Report back each line of the records that contains the string "captcha".
=== DATA FOR PROCESSING ===
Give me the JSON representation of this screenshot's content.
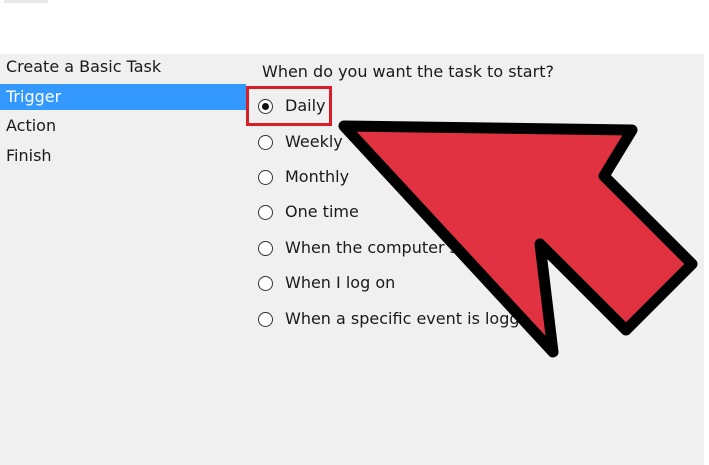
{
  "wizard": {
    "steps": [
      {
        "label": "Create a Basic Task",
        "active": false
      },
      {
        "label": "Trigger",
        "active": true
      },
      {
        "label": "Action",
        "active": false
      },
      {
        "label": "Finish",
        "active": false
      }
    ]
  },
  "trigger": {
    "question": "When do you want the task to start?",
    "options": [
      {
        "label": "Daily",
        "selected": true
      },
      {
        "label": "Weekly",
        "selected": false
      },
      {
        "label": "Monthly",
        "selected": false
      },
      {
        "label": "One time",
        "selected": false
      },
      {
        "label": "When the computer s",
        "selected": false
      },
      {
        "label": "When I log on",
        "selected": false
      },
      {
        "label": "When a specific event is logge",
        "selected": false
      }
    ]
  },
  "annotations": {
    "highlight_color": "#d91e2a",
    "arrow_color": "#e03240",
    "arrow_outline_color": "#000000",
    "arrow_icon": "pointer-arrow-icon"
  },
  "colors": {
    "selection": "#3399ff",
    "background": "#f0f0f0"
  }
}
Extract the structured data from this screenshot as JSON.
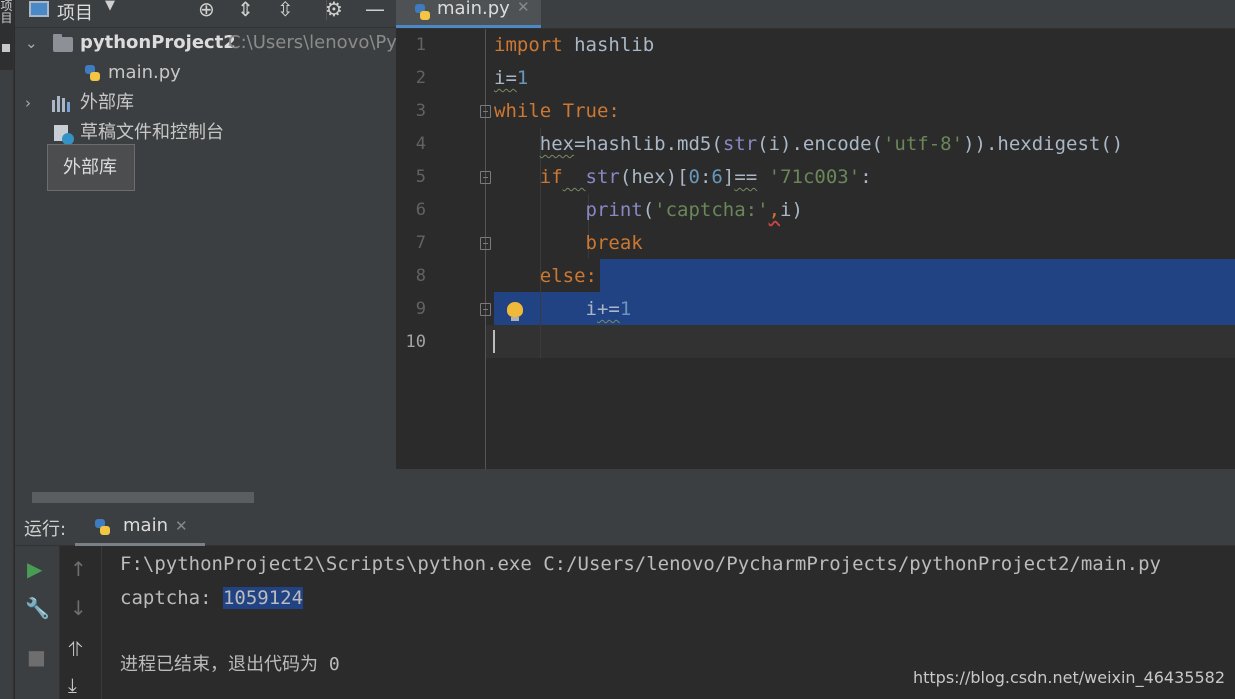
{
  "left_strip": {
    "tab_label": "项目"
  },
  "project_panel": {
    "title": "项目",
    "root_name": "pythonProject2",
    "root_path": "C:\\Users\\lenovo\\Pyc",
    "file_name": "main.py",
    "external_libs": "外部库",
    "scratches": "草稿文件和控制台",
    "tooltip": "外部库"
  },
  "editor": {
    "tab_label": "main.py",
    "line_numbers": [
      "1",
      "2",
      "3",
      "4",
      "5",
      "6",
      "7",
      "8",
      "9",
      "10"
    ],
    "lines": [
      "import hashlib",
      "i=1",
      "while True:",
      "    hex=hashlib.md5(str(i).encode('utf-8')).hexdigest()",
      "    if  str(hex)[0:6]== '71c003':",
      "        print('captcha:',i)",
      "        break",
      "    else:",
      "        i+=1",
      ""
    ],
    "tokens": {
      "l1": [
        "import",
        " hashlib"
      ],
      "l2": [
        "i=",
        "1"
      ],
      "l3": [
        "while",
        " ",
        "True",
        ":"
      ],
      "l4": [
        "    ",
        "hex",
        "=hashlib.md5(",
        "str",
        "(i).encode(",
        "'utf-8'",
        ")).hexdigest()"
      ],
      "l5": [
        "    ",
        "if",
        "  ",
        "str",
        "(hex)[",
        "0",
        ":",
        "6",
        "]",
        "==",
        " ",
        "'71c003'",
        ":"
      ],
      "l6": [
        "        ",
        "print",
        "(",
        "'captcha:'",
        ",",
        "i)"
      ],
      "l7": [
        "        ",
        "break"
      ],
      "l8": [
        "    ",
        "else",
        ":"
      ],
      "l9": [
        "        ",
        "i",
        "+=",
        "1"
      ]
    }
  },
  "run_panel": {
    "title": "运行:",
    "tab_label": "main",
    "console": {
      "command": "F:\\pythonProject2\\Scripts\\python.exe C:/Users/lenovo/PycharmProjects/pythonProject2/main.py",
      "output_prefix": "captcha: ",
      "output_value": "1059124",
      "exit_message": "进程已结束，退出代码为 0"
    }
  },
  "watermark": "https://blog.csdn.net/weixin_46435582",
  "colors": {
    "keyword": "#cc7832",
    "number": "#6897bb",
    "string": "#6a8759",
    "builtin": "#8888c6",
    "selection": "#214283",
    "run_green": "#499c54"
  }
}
===
=== DATA FOR PROCESSING ===
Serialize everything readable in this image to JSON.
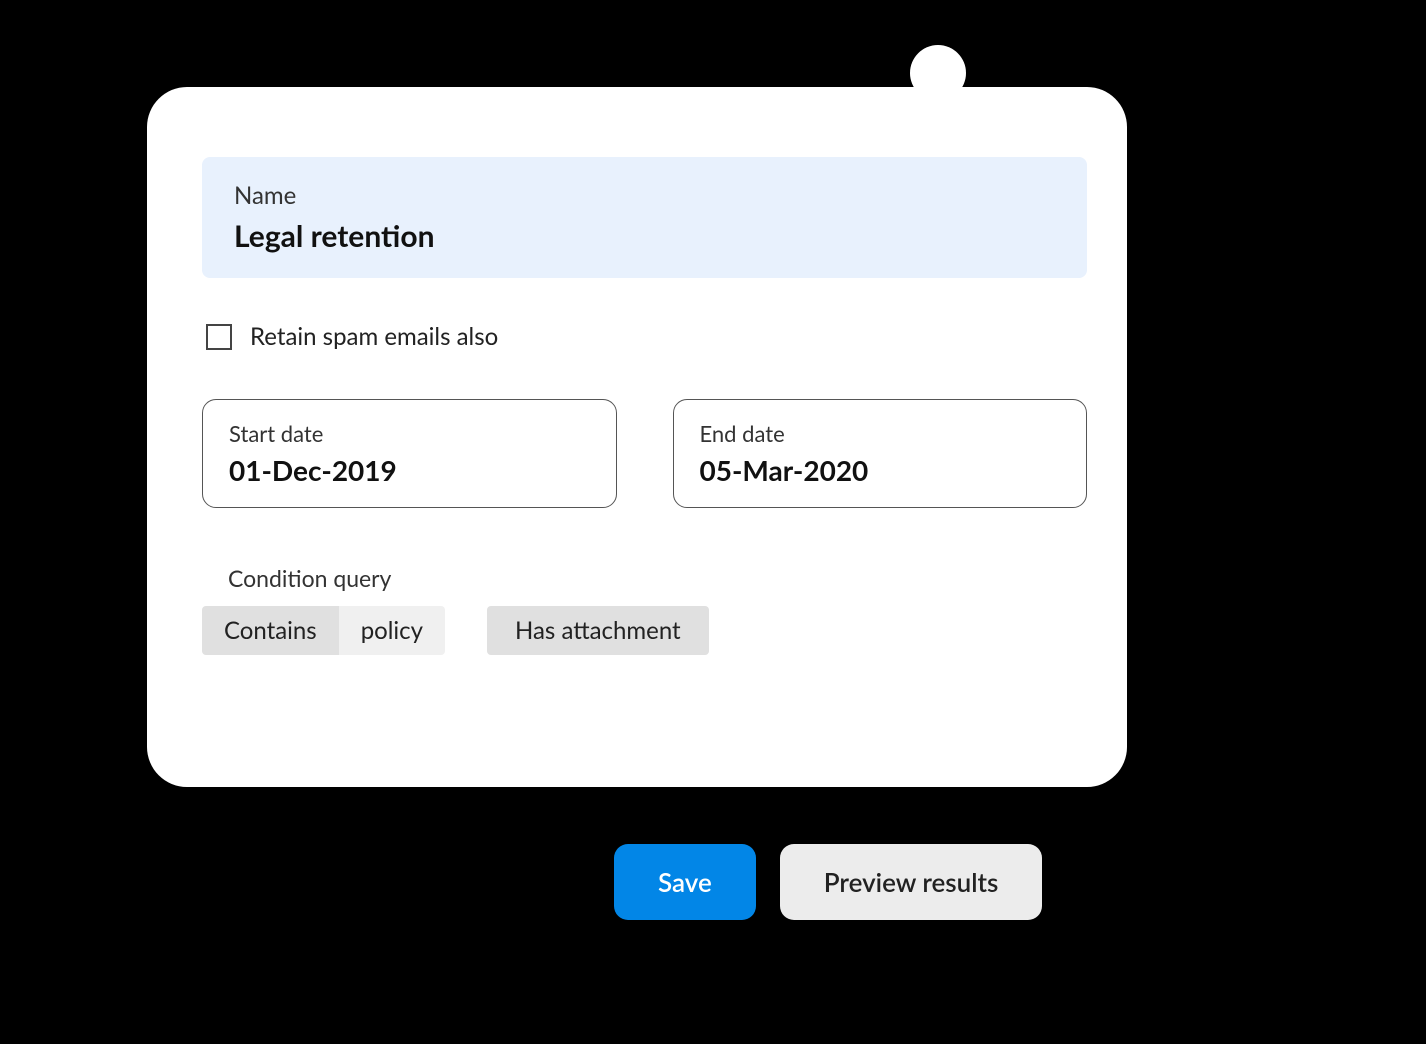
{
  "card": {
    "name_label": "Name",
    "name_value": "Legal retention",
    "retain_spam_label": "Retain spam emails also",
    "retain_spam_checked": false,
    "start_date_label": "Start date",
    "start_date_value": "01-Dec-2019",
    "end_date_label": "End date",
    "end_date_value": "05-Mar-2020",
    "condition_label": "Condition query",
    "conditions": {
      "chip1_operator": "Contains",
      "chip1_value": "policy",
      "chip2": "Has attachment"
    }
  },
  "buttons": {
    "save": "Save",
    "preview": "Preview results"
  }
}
===
EXERCISE RESULT:
      "        print('captcha:',i)",
        "'captcha:'",
      "output_prefix": "captcha: ",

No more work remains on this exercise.